Pick out every line with the word "Kalibrering" and copy it.

Start Supplied entries

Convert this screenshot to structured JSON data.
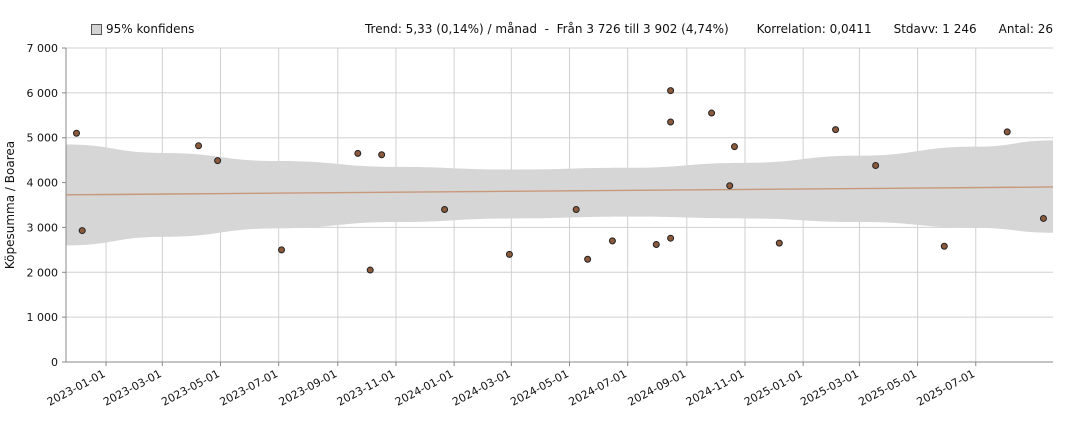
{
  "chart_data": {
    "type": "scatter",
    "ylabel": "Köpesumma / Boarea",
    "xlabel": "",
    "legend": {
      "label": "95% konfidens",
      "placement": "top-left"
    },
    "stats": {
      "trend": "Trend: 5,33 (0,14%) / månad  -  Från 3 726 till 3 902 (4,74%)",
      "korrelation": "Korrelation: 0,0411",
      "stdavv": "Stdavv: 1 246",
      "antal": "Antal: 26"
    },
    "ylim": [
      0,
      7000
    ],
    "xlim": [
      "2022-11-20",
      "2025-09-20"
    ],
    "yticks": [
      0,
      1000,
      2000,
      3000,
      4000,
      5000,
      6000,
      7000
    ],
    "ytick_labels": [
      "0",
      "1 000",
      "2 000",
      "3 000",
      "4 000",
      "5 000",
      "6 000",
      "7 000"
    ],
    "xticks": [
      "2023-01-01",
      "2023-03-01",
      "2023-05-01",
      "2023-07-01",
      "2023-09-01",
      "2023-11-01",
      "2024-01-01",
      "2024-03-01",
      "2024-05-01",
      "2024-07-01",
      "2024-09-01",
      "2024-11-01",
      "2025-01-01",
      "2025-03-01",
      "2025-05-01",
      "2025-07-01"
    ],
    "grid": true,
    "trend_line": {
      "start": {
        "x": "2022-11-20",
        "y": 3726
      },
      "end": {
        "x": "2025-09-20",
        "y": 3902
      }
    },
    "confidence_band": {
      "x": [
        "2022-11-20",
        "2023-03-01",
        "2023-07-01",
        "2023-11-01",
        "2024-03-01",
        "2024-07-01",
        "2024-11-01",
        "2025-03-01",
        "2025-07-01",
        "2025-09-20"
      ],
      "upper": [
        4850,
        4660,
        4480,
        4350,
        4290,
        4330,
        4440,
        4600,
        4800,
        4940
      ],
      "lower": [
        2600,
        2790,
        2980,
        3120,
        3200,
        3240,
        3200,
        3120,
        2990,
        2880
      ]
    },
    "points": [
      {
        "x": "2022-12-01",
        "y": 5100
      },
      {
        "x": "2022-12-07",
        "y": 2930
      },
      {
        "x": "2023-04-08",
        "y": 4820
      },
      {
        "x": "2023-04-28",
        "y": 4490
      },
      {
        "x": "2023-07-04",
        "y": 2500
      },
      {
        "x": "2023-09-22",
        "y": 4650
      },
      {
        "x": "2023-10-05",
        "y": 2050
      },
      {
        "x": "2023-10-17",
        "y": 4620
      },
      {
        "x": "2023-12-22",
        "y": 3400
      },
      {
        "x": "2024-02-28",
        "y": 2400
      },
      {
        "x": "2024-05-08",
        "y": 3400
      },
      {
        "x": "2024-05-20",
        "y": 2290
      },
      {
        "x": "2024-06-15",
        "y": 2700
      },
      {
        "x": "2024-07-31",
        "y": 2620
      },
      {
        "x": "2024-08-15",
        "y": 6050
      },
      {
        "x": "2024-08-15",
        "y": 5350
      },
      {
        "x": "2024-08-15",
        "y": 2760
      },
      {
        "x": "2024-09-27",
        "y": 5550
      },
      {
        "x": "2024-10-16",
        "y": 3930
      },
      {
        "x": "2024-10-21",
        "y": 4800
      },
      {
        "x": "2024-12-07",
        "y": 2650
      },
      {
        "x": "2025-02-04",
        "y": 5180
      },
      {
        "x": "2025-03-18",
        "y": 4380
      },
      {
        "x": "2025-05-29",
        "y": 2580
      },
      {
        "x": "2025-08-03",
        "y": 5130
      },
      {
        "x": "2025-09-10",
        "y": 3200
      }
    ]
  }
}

End Supplied entries
Start Supplied entries

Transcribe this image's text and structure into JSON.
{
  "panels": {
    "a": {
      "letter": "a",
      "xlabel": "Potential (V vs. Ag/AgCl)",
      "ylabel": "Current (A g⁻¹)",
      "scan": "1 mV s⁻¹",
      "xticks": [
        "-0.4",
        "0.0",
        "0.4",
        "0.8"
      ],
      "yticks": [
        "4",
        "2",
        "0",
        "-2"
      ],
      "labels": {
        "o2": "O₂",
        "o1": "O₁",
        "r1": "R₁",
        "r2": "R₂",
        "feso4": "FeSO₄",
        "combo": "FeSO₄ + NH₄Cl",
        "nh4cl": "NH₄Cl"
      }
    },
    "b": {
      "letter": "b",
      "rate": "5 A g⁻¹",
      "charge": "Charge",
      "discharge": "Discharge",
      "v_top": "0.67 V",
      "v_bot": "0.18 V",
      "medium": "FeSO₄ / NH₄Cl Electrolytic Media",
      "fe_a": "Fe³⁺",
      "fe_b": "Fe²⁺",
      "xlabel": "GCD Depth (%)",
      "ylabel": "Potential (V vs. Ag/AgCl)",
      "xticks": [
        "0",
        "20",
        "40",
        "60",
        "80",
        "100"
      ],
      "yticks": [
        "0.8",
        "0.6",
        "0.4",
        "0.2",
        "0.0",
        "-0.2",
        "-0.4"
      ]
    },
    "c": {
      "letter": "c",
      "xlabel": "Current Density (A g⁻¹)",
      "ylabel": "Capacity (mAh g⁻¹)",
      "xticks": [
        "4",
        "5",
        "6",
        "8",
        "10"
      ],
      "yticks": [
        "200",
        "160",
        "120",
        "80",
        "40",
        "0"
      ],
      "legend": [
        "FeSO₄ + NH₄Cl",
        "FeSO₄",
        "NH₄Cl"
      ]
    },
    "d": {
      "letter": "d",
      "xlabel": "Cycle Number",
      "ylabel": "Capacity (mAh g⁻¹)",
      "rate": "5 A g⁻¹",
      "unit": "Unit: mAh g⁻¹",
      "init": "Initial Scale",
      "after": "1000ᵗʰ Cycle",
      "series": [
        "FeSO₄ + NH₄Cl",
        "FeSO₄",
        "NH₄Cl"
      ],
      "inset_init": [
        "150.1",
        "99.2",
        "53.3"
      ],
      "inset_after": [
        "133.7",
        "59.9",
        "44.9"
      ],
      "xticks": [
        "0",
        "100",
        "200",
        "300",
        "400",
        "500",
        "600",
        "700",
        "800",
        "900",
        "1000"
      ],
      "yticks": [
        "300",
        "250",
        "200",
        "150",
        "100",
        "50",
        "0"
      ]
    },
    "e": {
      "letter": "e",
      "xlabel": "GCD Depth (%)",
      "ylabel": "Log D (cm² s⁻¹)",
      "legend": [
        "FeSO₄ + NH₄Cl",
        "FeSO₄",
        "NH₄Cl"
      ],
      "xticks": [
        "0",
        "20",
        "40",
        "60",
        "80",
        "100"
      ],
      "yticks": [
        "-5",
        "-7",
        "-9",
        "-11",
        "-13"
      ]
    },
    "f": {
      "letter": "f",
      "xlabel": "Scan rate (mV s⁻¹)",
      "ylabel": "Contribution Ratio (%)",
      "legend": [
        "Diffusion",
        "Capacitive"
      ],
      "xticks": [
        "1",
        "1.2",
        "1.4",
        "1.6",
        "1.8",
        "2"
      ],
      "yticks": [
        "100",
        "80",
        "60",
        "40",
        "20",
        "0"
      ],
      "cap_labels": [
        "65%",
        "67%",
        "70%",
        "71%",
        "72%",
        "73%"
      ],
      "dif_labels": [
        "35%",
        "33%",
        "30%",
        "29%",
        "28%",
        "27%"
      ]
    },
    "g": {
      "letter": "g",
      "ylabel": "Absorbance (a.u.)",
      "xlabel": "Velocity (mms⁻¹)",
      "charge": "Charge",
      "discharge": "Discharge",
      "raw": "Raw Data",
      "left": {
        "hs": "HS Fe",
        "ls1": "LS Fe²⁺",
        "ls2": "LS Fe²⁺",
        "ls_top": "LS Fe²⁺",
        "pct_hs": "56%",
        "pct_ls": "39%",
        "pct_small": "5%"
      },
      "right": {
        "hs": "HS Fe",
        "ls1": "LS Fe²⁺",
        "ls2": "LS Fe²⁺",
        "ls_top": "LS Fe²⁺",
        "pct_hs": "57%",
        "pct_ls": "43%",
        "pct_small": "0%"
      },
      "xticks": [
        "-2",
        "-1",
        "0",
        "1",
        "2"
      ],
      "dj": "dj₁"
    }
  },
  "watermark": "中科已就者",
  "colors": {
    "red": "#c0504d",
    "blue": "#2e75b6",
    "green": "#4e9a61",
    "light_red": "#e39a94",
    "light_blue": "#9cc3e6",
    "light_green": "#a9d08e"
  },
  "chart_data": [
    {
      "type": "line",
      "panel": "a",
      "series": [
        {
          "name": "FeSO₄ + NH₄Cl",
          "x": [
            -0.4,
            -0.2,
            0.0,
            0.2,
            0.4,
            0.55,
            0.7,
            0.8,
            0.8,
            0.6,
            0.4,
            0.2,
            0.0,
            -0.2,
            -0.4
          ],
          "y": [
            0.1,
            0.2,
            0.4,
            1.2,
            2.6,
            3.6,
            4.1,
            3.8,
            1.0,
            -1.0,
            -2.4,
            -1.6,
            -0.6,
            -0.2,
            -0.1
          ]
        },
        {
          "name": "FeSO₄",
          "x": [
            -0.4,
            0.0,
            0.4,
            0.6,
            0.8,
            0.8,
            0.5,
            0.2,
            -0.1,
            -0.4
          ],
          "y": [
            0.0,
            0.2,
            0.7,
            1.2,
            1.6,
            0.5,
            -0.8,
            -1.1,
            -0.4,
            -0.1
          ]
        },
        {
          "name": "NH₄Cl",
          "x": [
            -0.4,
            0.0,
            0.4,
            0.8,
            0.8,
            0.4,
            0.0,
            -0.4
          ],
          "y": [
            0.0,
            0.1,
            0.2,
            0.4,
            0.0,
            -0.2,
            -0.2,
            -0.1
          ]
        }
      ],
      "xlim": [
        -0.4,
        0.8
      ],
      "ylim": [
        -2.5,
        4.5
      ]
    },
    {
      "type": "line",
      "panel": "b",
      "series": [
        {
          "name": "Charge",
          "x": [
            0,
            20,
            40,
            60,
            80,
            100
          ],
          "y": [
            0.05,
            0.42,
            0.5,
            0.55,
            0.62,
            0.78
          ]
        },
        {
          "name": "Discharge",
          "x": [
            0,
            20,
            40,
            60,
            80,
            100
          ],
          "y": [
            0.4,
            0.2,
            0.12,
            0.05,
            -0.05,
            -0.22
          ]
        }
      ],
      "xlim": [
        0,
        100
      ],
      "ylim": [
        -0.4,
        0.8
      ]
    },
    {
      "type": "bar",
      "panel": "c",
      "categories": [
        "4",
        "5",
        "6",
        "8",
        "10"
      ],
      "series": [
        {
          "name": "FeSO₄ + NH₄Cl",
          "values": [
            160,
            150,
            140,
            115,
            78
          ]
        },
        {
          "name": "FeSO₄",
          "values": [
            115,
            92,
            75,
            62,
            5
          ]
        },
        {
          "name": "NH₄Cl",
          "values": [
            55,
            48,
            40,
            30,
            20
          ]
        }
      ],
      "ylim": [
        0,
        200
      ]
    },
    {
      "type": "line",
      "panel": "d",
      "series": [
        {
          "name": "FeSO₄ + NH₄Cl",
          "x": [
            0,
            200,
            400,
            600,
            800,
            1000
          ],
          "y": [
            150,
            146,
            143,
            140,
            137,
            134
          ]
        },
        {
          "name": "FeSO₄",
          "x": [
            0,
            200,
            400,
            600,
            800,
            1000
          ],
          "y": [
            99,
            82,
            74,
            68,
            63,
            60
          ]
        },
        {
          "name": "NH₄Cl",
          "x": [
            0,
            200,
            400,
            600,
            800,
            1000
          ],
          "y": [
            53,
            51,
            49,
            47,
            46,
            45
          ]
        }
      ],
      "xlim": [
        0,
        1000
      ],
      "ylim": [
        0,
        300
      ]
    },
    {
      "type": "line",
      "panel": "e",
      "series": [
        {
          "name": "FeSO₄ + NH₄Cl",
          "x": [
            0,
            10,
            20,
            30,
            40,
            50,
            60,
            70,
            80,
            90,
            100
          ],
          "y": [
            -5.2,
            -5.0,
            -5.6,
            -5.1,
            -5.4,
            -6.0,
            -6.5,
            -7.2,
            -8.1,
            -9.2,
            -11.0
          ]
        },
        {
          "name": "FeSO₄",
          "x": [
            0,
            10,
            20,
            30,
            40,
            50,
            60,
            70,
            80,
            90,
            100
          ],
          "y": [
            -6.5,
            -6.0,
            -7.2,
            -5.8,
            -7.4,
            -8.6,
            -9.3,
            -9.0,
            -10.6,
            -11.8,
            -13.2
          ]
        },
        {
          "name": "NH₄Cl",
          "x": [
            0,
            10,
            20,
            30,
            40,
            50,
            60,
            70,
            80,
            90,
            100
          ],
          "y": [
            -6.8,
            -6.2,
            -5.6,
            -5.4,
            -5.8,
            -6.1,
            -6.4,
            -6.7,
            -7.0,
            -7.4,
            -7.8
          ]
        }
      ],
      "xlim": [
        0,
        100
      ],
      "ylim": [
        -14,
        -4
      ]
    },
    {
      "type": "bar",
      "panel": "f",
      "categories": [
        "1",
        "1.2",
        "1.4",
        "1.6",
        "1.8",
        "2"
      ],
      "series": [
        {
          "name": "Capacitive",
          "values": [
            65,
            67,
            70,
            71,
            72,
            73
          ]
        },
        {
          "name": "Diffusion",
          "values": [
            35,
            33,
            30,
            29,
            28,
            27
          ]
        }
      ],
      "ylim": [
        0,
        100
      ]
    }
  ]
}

End Supplied entries
Start Supplied entries

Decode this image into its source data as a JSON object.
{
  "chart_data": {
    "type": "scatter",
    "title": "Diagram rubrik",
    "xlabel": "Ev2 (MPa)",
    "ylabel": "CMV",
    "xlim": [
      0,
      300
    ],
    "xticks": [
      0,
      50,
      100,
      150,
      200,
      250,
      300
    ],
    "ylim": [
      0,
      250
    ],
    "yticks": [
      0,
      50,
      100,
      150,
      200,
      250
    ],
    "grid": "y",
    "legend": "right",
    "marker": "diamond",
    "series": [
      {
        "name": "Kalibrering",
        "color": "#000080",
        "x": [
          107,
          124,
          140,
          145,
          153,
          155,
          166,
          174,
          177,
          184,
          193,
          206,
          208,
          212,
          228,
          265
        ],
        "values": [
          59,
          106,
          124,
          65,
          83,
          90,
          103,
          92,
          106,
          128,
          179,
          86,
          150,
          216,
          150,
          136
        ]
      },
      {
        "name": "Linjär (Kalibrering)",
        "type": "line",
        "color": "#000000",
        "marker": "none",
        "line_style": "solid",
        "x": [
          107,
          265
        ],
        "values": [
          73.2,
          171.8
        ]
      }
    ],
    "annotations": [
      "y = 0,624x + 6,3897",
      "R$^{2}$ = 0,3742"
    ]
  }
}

End Supplied entries

__Reply__.
        "name": "Kalibrering",
        "name": "Linjär (Kalibrering)",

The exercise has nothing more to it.